The problem:
Transcribe the records that follow in their entirety, omitting any pictures.

Records provided:
<<<<
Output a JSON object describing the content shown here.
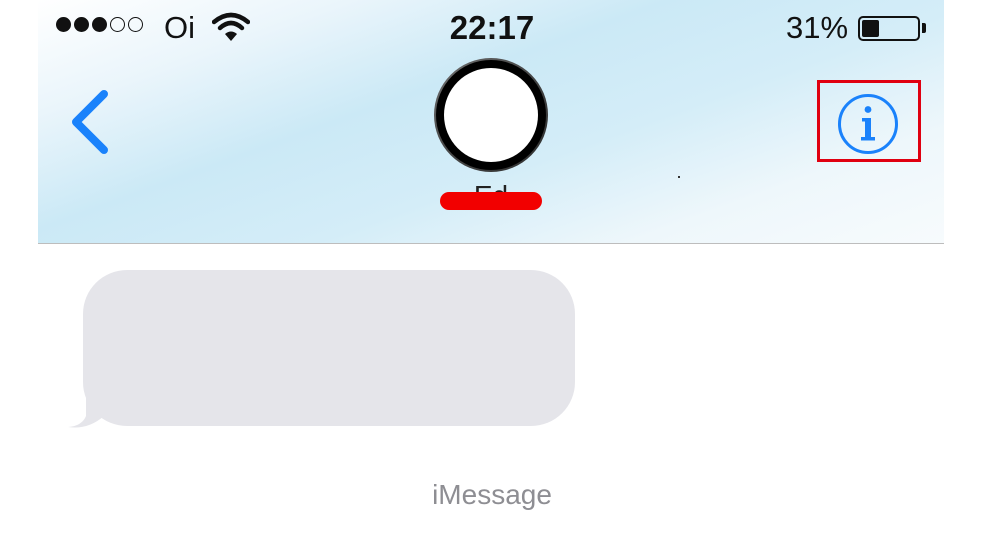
{
  "status_bar": {
    "signal_dots": [
      "full",
      "full",
      "full",
      "empty",
      "empty"
    ],
    "carrier": "Oi",
    "time": "22:17",
    "battery_percent": "31%",
    "battery_level": 0.31
  },
  "nav": {
    "contact_name": "Ed",
    "icons": {
      "back": "chevron-left-icon",
      "info": "info-circle-icon",
      "wifi": "wifi-icon",
      "battery": "battery-icon"
    }
  },
  "conversation": {
    "service_label": "iMessage"
  },
  "colors": {
    "accent": "#1a82fb",
    "bubble_incoming": "#e5e5ea",
    "redaction": "#f20000",
    "highlight": "#e00010",
    "label_gray": "#8e8e93"
  }
}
>>>>
Answer to the problem:
Output a JSON object describing the content shown here.
{
  "status_bar": {
    "signal_dots": [
      "full",
      "full",
      "full",
      "empty",
      "empty"
    ],
    "carrier": "Oi",
    "time": "22:17",
    "battery_percent": "31%",
    "battery_level": 0.31
  },
  "nav": {
    "contact_name": "Ed",
    "icons": {
      "back": "chevron-left-icon",
      "info": "info-circle-icon",
      "wifi": "wifi-icon",
      "battery": "battery-icon"
    }
  },
  "conversation": {
    "service_label": "iMessage"
  },
  "colors": {
    "accent": "#1a82fb",
    "bubble_incoming": "#e5e5ea",
    "redaction": "#f20000",
    "highlight": "#e00010",
    "label_gray": "#8e8e93"
  }
}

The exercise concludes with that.